• [WHAT THIS TASK INVOLVES]:
Print the listing below exactly.

>>>

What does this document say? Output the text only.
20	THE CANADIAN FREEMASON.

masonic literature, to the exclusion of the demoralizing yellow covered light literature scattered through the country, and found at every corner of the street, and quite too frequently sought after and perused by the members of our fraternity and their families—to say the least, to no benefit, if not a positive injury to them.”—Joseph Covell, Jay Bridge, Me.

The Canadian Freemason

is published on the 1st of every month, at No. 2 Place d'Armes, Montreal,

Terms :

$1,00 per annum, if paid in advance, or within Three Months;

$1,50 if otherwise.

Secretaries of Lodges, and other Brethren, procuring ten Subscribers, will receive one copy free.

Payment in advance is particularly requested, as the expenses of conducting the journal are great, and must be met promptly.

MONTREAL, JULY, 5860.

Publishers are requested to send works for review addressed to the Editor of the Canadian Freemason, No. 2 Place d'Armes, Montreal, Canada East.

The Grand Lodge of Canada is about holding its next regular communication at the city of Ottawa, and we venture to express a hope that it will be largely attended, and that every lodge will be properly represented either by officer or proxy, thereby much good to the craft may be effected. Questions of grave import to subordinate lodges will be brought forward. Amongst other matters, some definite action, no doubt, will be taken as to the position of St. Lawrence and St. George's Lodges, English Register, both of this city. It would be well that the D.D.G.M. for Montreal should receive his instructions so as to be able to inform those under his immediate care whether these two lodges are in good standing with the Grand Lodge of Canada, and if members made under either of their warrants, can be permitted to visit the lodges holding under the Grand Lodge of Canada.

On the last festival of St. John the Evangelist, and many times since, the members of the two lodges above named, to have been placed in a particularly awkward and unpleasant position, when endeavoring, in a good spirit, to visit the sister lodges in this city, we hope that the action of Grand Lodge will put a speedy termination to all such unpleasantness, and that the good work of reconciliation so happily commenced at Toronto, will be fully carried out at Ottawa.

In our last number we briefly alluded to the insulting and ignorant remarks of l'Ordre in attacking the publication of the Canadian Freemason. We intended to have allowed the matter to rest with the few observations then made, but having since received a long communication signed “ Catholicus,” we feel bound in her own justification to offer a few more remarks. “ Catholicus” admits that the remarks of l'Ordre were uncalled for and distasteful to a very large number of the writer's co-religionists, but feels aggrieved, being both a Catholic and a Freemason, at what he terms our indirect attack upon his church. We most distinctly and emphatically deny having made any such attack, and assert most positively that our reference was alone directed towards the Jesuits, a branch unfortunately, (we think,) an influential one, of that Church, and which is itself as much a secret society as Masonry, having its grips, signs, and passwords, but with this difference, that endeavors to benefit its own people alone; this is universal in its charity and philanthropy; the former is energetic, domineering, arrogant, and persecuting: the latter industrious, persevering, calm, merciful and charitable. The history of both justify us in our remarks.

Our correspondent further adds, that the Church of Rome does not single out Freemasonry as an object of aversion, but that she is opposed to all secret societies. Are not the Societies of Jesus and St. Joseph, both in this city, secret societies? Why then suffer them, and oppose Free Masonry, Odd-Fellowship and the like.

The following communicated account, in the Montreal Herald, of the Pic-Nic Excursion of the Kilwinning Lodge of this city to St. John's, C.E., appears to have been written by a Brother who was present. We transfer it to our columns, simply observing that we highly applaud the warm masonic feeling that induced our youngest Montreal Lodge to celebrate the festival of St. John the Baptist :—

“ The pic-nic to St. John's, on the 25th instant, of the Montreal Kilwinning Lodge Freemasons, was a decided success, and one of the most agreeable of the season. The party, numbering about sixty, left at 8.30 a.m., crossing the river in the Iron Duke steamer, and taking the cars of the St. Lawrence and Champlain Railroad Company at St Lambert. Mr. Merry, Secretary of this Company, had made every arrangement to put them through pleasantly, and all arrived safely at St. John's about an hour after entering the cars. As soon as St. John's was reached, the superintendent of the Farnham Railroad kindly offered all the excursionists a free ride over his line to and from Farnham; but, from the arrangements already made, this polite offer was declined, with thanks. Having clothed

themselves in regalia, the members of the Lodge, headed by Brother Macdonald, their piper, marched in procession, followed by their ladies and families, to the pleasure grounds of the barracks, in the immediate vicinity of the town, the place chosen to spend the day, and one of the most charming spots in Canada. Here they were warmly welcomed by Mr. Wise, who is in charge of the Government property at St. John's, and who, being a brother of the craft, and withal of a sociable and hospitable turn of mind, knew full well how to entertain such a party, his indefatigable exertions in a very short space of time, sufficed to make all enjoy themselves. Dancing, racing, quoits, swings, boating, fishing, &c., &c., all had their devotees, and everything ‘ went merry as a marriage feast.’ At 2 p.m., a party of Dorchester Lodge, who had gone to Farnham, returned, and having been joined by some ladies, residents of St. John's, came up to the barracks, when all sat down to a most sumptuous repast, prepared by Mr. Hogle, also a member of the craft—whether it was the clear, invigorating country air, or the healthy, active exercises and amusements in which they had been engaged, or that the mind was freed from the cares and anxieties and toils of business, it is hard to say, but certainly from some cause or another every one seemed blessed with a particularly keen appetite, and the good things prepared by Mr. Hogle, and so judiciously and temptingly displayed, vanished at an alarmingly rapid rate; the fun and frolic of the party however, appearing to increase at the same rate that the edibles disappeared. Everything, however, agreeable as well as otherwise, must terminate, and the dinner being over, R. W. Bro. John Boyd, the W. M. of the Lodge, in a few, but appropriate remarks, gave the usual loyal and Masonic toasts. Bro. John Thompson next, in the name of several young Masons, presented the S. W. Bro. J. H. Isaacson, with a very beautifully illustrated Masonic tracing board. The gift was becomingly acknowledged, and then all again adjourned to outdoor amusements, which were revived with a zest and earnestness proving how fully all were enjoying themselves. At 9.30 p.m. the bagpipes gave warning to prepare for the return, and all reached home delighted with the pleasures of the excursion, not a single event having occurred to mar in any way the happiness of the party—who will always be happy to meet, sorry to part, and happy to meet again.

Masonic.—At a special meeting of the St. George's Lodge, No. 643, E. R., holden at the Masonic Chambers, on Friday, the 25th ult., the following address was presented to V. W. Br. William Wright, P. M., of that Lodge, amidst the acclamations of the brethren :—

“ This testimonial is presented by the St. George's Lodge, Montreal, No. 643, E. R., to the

<<<

• [REPLY]:
What does this document say? Output the text only.
20	THE CANADIAN FREEMASON.

masonic literature, to the exclusion of the demoralizing yellow covered light literature scattered through the country, and found at every corner of the street, and quite too frequently sought after and perused by the members of our fraternity and their families—to say the least, to no benefit, if not a positive injury to them.”—Joseph Covell, Jay Bridge, Me.

The Canadian Freemason

is published on the 1st of every month, at No. 2 Place d'Armes, Montreal,

Terms :

$1,00 per annum, if paid in advance, or within Three Months;

$1,50 if otherwise.

Secretaries of Lodges, and other Brethren, procuring ten Subscribers, will receive one copy free.

Payment in advance is particularly requested, as the expenses of conducting the journal are great, and must be met promptly.

MONTREAL, JULY, 5860.

Publishers are requested to send works for review addressed to the Editor of the Canadian Freemason, No. 2 Place d'Armes, Montreal, Canada East.

The Grand Lodge of Canada is about holding its next regular communication at the city of Ottawa, and we venture to express a hope that it will be largely attended, and that every lodge will be properly represented either by officer or proxy, thereby much good to the craft may be effected. Questions of grave import to subordinate lodges will be brought forward. Amongst other matters, some definite action, no doubt, will be taken as to the position of St. Lawrence and St. George's Lodges, English Register, both of this city. It would be well that the D.D.G.M. for Montreal should receive his instructions so as to be able to inform those under his immediate care whether these two lodges are in good standing with the Grand Lodge of Canada, and if members made under either of their warrants, can be permitted to visit the lodges holding under the Grand Lodge of Canada.

On the last festival of St. John the Evangelist, and many times since, the members of the two lodges above named, to have been placed in a particularly awkward and unpleasant position, when endeavoring, in a good spirit, to visit the sister lodges in this city, we hope that the action of Grand Lodge will put a speedy termination to all such unpleasantness, and that the good work of reconciliation so happily commenced at Toronto, will be fully carried out at Ottawa.

In our last number we briefly alluded to the insulting and ignorant remarks of l'Ordre in attacking the publication of the Canadian Freemason. We intended to have allowed the matter to rest with the few observations then made, but having since received a long communication signed “ Catholicus,” we feel bound in her own justification to offer a few more remarks. “ Catholicus” admits that the remarks of l'Ordre were uncalled for and distasteful to a very large number of the writer's co-religionists, but feels aggrieved, being both a Catholic and a Freemason, at what he terms our indirect attack upon his church. We most distinctly and emphatically deny having made any such attack, and assert most positively that our reference was alone directed towards the Jesuits, a branch unfortunately, (we think,) an influential one, of that Church, and which is itself as much a secret society as Masonry, having its grips, signs, and passwords, but with this difference, that endeavors to benefit its own people alone; this is universal in its charity and philanthropy; the former is energetic, domineering, arrogant, and persecuting: the latter industrious, persevering, calm, merciful and charitable. The history of both justify us in our remarks.

Our correspondent further adds, that the Church of Rome does not single out Freemasonry as an object of aversion, but that she is opposed to all secret societies. Are not the Societies of Jesus and St. Joseph, both in this city, secret societies? Why then suffer them, and oppose Free Masonry, Odd-Fellowship and the like.

The following communicated account, in the Montreal Herald, of the Pic-Nic Excursion of the Kilwinning Lodge of this city to St. John's, C.E., appears to have been written by a Brother who was present. We transfer it to our columns, simply observing that we highly applaud the warm masonic feeling that induced our youngest Montreal Lodge to celebrate the festival of St. John the Baptist :—

“ The pic-nic to St. John's, on the 25th instant, of the Montreal Kilwinning Lodge Freemasons, was a decided success, and one of the most agreeable of the season. The party, numbering about sixty, left at 8.30 a.m., crossing the river in the Iron Duke steamer, and taking the cars of the St. Lawrence and Champlain Railroad Company at St Lambert. Mr. Merry, Secretary of this Company, had made every arrangement to put them through pleasantly, and all arrived safely at St. John's about an hour after entering the cars. As soon as St. John's was reached, the superintendent of the Farnham Railroad kindly offered all the excursionists a free ride over his line to and from Farnham; but, from the arrangements already made, this polite offer was declined, with thanks. Having clothed

themselves in regalia, the members of the Lodge, headed by Brother Macdonald, their piper, marched in procession, followed by their ladies and families, to the pleasure grounds of the barracks, in the immediate vicinity of the town, the place chosen to spend the day, and one of the most charming spots in Canada. Here they were warmly welcomed by Mr. Wise, who is in charge of the Government property at St. John's, and who, being a brother of the craft, and withal of a sociable and hospitable turn of mind, knew full well how to entertain such a party, his indefatigable exertions in a very short space of time, sufficed to make all enjoy themselves. Dancing, racing, quoits, swings, boating, fishing, &c., &c., all had their devotees, and everything ‘ went merry as a marriage feast.’ At 2 p.m., a party of Dorchester Lodge, who had gone to Farnham, returned, and having been joined by some ladies, residents of St. John's, came up to the barracks, when all sat down to a most sumptuous repast, prepared by Mr. Hogle, also a member of the craft—whether it was the clear, invigorating country air, or the healthy, active exercises and amusements in which they had been engaged, or that the mind was freed from the cares and anxieties and toils of business, it is hard to say, but certainly from some cause or another every one seemed blessed with a particularly keen appetite, and the good things prepared by Mr. Hogle, and so judiciously and temptingly displayed, vanished at an alarmingly rapid rate; the fun and frolic of the party however, appearing to increase at the same rate that the edibles disappeared. Everything, however, agreeable as well as otherwise, must terminate, and the dinner being over, R. W. Bro. John Boyd, the W. M. of the Lodge, in a few, but appropriate remarks, gave the usual loyal and Masonic toasts. Bro. John Thompson next, in the name of several young Masons, presented the S. W. Bro. J. H. Isaacson, with a very beautifully illustrated Masonic tracing board. The gift was becomingly acknowledged, and then all again adjourned to outdoor amusements, which were revived with a zest and earnestness proving how fully all were enjoying themselves. At 9.30 p.m. the bagpipes gave warning to prepare for the return, and all reached home delighted with the pleasures of the excursion, not a single event having occurred to mar in any way the happiness of the party—who will always be happy to meet, sorry to part, and happy to meet again.

Masonic.—At a special meeting of the St. George's Lodge, No. 643, E. R., holden at the Masonic Chambers, on Friday, the 25th ult., the following address was presented to V. W. Br. William Wright, P. M., of that Lodge, amidst the acclamations of the brethren :—

“ This testimonial is presented by the St. George's Lodge, Montreal, No. 643, E. R., to the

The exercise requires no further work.